**AUFGABENSTELLUNG**
Kannst du aus dem Text zur Umgestaltung der Hufelandstraße den Abschnitt wortgetreu wiederholen, der bei „Die Umgestaltung der“ beginnt und bei „wird jedoch eingeschränkt.“ endet?

**VORLIEGENDER TEXT**

Am Anfang des Monats Oktober 2025 wurden die Bauarbeiten zur Umgestaltung der Hufelandstraße in Prenzlauer Berg offiziell gestartet. Ziel des Projekts ist es, die Straße zu einer Fahrradstraße zu transformieren und dabei den Fokus auf die Erhöhung der Verkehrssicherheit sowie die Attraktivität des Radverkehrs zu legen. Im Rahmen dieser Maßnahmen wird das Kopfsteinpflaster gegen einen fahrradfreundlicheren Belag ausgetauscht.
Die Umgestaltung der Hufelandstraße ist Teil eines umfassenden Programms zur Förderung nachhaltiger Mobilität in Berlin. Radfahrende sollen künftig Vorrang genießen, während der motorisierte Verkehr reduziert wird. Bauliche Anpassungen umfassen unter anderem die Neuordnung von Gehwegen und Fahrbahnen, Absenkungen von Bordsteinen sowie barrierefreie Querungen. Außerdem werden neue Sitzgelegenheiten und Flächen für Stadtgrün geschaffen. Die Kfz-Nutzung bleibt zwar erlaubt, wird jedoch eingeschränkt.

**DIE DATEN**
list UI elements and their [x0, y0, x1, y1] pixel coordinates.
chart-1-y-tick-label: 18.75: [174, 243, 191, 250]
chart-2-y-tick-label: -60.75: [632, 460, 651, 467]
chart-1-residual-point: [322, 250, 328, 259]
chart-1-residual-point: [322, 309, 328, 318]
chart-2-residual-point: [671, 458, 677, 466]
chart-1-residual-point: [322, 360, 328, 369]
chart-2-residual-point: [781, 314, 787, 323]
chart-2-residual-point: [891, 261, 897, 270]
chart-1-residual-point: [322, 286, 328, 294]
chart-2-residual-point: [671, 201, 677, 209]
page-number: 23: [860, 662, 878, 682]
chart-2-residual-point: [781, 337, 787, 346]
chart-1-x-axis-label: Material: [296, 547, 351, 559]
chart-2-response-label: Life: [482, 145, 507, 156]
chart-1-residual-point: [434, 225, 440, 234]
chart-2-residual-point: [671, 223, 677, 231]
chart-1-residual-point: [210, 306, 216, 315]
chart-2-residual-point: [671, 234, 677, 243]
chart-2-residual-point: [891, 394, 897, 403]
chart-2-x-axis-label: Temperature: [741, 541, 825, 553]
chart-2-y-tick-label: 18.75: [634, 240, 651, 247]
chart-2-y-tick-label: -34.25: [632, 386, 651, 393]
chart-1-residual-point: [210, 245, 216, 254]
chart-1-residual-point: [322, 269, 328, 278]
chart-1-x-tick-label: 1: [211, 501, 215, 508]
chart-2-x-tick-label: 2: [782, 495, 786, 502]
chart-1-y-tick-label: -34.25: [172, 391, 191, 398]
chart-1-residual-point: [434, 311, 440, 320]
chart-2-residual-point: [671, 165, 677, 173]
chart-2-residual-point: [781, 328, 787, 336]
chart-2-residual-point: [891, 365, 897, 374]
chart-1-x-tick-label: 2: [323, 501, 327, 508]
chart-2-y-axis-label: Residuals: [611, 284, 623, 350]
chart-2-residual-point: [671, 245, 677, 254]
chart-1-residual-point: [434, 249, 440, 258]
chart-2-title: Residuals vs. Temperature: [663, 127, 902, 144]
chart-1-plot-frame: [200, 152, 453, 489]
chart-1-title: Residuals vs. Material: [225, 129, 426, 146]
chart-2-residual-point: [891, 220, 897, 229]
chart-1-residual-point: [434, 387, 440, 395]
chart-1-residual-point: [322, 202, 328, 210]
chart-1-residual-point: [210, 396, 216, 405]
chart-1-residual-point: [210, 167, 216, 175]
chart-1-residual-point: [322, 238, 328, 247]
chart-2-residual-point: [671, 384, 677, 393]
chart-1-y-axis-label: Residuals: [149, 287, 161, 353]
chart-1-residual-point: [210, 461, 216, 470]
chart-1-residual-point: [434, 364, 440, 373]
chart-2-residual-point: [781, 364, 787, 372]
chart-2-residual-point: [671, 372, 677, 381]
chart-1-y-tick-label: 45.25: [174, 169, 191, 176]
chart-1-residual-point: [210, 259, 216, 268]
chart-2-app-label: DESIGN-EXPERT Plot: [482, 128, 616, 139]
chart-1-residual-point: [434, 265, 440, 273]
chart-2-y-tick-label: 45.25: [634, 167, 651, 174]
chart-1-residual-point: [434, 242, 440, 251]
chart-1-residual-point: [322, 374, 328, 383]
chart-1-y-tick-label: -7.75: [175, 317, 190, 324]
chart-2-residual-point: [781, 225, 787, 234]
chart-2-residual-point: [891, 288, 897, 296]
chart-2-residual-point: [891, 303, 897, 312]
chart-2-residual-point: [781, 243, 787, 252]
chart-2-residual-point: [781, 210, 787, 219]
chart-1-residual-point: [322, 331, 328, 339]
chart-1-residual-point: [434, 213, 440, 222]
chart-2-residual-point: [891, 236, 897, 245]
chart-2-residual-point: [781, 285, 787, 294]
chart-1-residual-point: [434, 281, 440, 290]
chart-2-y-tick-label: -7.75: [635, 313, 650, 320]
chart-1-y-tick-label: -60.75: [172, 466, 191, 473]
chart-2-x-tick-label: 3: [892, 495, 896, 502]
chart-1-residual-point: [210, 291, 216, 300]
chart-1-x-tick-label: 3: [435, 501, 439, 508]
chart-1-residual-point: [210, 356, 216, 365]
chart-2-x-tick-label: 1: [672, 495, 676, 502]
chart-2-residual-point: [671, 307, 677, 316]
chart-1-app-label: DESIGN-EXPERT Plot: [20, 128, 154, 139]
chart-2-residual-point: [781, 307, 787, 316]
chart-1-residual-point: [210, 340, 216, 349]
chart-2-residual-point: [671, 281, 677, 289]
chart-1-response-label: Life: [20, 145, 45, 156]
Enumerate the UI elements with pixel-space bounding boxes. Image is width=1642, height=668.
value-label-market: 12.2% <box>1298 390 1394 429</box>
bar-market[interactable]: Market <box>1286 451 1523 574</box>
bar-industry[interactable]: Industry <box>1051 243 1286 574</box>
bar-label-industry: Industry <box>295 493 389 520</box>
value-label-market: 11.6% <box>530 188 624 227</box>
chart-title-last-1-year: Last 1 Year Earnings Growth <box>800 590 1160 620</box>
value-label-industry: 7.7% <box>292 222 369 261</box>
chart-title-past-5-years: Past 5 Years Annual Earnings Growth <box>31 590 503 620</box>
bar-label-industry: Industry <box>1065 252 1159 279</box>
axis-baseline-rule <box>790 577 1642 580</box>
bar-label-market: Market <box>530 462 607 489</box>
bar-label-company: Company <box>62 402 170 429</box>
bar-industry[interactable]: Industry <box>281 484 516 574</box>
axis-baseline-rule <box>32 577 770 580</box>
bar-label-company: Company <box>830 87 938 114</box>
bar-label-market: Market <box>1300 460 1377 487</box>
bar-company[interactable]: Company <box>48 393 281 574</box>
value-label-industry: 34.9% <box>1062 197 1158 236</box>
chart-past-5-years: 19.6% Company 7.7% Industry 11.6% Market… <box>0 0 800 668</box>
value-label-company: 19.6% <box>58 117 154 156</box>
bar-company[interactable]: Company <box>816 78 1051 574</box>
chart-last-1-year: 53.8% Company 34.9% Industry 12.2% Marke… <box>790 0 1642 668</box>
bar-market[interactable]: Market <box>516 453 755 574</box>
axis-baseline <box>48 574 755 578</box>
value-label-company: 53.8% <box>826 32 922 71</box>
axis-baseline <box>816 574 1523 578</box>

**DEINE ANTWORT**
Die Umgestaltung der Hufelandstraße ist Teil eines umfassenden Programms zur Förderung nachhaltiger Mobilität in Berlin. Radfahrende sollen künftig Vorrang genießen, während der motorisierte Verkehr reduziert wird. Bauliche Anpassungen umfassen unter anderem die Neuordnung von Gehwegen und Fahrbahnen, Absenkungen von Bordsteinen sowie barrierefreie Querungen. Außerdem werden neue Sitzgelegenheiten und Flächen für Stadtgrün geschaffen. Die Kfz-Nutzung bleibt zwar erlaubt, wird jedoch eingeschränkt.